Return the full material exactly.

[start Rows]

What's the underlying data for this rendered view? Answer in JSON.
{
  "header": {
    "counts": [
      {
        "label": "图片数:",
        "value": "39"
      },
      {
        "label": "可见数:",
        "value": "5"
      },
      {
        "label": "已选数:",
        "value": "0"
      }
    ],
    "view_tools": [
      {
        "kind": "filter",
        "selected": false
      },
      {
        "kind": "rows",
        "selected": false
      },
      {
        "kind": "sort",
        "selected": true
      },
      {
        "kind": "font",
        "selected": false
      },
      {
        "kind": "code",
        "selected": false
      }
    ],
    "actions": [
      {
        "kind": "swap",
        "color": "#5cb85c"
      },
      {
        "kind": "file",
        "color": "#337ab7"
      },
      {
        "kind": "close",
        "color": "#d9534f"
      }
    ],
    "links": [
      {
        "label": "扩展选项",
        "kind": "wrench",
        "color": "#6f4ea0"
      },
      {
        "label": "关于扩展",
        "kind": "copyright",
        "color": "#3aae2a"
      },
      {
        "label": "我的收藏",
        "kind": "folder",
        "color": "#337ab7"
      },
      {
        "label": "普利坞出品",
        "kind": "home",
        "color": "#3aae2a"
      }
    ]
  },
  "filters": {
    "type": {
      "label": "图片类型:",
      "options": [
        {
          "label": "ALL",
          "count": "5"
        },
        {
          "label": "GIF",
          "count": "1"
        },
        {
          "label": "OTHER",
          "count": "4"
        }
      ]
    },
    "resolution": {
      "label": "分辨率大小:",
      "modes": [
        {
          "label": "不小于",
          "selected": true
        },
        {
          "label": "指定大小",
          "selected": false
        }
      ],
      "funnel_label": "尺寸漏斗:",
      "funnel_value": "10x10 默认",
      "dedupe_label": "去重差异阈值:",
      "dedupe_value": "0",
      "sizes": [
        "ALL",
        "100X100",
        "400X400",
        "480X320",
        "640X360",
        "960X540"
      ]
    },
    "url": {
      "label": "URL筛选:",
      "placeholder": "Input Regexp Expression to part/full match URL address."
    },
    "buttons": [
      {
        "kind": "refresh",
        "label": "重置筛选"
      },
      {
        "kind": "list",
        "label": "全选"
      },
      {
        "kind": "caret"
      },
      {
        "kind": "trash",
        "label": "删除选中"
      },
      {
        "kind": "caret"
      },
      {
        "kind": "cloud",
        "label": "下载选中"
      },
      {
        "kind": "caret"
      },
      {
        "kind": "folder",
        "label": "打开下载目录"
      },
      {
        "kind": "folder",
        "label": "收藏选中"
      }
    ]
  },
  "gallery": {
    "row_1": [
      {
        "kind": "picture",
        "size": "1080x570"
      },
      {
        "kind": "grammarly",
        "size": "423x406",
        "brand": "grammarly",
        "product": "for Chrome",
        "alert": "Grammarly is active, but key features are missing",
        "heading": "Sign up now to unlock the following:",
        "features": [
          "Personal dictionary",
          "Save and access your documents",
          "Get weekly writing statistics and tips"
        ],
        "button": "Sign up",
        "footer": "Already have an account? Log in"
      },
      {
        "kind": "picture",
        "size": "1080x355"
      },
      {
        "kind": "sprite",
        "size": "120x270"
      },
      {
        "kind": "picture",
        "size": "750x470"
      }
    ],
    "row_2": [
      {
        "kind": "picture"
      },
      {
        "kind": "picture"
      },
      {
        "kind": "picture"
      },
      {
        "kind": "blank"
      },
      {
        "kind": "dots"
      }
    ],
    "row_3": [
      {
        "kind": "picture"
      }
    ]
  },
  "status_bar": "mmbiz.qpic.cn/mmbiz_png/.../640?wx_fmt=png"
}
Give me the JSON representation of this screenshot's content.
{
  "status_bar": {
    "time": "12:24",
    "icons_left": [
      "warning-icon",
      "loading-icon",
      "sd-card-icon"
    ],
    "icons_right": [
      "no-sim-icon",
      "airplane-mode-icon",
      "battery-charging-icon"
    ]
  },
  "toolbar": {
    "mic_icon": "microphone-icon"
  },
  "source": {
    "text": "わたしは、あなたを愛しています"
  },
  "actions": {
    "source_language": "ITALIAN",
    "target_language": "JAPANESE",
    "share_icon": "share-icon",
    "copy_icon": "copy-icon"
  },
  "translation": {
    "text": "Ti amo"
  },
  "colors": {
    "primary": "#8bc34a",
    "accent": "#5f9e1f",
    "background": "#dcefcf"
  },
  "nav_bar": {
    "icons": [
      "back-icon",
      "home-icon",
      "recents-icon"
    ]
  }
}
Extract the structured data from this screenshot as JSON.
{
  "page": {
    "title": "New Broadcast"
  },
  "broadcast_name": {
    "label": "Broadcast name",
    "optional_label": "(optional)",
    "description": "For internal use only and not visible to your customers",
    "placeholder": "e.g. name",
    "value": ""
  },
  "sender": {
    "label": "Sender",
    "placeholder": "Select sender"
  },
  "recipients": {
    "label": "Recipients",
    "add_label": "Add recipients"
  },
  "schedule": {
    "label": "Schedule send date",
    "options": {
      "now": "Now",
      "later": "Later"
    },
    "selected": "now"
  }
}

[end Rows]

# Task response:
What's the underlying data for this rendered view? Answer in JSON.
{
  "header": {
    "counts": [
      {
        "label": "图片数:",
        "value": "39"
      },
      {
        "label": "可见数:",
        "value": "5"
      },
      {
        "label": "已选数:",
        "value": "0"
      }
    ],
    "view_tools": [
      {
        "kind": "filter",
        "selected": false
      },
      {
        "kind": "rows",
        "selected": false
      },
      {
        "kind": "sort",
        "selected": true
      },
      {
        "kind": "font",
        "selected": false
      },
      {
        "kind": "code",
        "selected": false
      }
    ],
    "actions": [
      {
        "kind": "swap",
        "color": "#5cb85c"
      },
      {
        "kind": "file",
        "color": "#337ab7"
      },
      {
        "kind": "close",
        "color": "#d9534f"
      }
    ],
    "links": [
      {
        "label": "扩展选项",
        "kind": "wrench",
        "color": "#6f4ea0"
      },
      {
        "label": "关于扩展",
        "kind": "copyright",
        "color": "#3aae2a"
      },
      {
        "label": "我的收藏",
        "kind": "folder",
        "color": "#337ab7"
      },
      {
        "label": "普利坞出品",
        "kind": "home",
        "color": "#3aae2a"
      }
    ]
  },
  "filters": {
    "type": {
      "label": "图片类型:",
      "options": [
        {
          "label": "ALL",
          "count": "5"
        },
        {
          "label": "GIF",
          "count": "1"
        },
        {
          "label": "OTHER",
          "count": "4"
        }
      ]
    },
    "resolution": {
      "label": "分辨率大小:",
      "modes": [
        {
          "label": "不小于",
          "selected": true
        },
        {
          "label": "指定大小",
          "selected": false
        }
      ],
      "funnel_label": "尺寸漏斗:",
      "funnel_value": "10x10 默认",
      "dedupe_label": "去重差异阈值:",
      "dedupe_value": "0",
      "sizes": [
        "ALL",
        "100X100",
        "400X400",
        "480X320",
        "640X360",
        "960X540"
      ]
    },
    "url": {
      "label": "URL筛选:",
      "placeholder": "Input Regexp Expression to part/full match URL address."
    },
    "buttons": [
      {
        "kind": "refresh",
        "label": "重置筛选"
      },
      {
        "kind": "list",
        "label": "全选"
      },
      {
        "kind": "caret"
      },
      {
        "kind": "trash",
        "label": "删除选中"
      },
      {
        "kind": "caret"
      },
      {
        "kind": "cloud",
        "label": "下载选中"
      },
      {
        "kind": "caret"
      },
      {
        "kind": "folder",
        "label": "打开下载目录"
      },
      {
        "kind": "folder",
        "label": "收藏选中"
      }
    ]
  },
  "gallery": {
    "row_1": [
      {
        "kind": "picture",
        "size": "1080x570"
      },
      {
        "kind": "grammarly",
        "size": "423x406",
        "brand": "grammarly",
        "product": "for Chrome",
        "alert": "Grammarly is active, but key features are missing",
        "heading": "Sign up now to unlock the following:",
        "features": [
          "Personal dictionary",
          "Save and access your documents",
          "Get weekly writing statistics and tips"
        ],
        "button": "Sign up",
        "footer": "Already have an account? Log in"
      },
      {
        "kind": "picture",
        "size": "1080x355"
      },
      {
        "kind": "sprite",
        "size": "120x270"
      },
      {
        "kind": "picture",
        "size": "750x470"
      }
    ],
    "row_2": [
      {
        "kind": "picture"
      },
      {
        "kind": "picture"
      },
      {
        "kind": "picture"
      },
      {
        "kind": "blank"
      },
      {
        "kind": "dots"
      }
    ],
    "row_3": [
      {
        "kind": "picture"
      }
    ]
  },
  "status_bar": "mmbiz.qpic.cn/mmbiz_png/.../640?wx_fmt=png"
}
Give me the JSON representation of this screenshot's content.
{
  "status_bar": {
    "time": "12:24",
    "icons_left": [
      "warning-icon",
      "loading-icon",
      "sd-card-icon"
    ],
    "icons_right": [
      "no-sim-icon",
      "airplane-mode-icon",
      "battery-charging-icon"
    ]
  },
  "toolbar": {
    "mic_icon": "microphone-icon"
  },
  "source": {
    "text": "わたしは、あなたを愛しています"
  },
  "actions": {
    "source_language": "ITALIAN",
    "target_language": "JAPANESE",
    "share_icon": "share-icon",
    "copy_icon": "copy-icon"
  },
  "translation": {
    "text": "Ti amo"
  },
  "colors": {
    "primary": "#8bc34a",
    "accent": "#5f9e1f",
    "background": "#dcefcf"
  },
  "nav_bar": {
    "icons": [
      "back-icon",
      "home-icon",
      "recents-icon"
    ]
  }
}
Extract the structured data from this screenshot as JSON.
{
  "page": {
    "title": "New Broadcast"
  },
  "broadcast_name": {
    "label": "Broadcast name",
    "optional_label": "(optional)",
    "description": "For internal use only and not visible to your customers",
    "placeholder": "e.g. name",
    "value": ""
  },
  "sender": {
    "label": "Sender",
    "placeholder": "Select sender"
  },
  "recipients": {
    "label": "Recipients",
    "add_label": "Add recipients"
  },
  "schedule": {
    "label": "Schedule send date",
    "options": {
      "now": "Now",
      "later": "Later"
    },
    "selected": "now"
  }
}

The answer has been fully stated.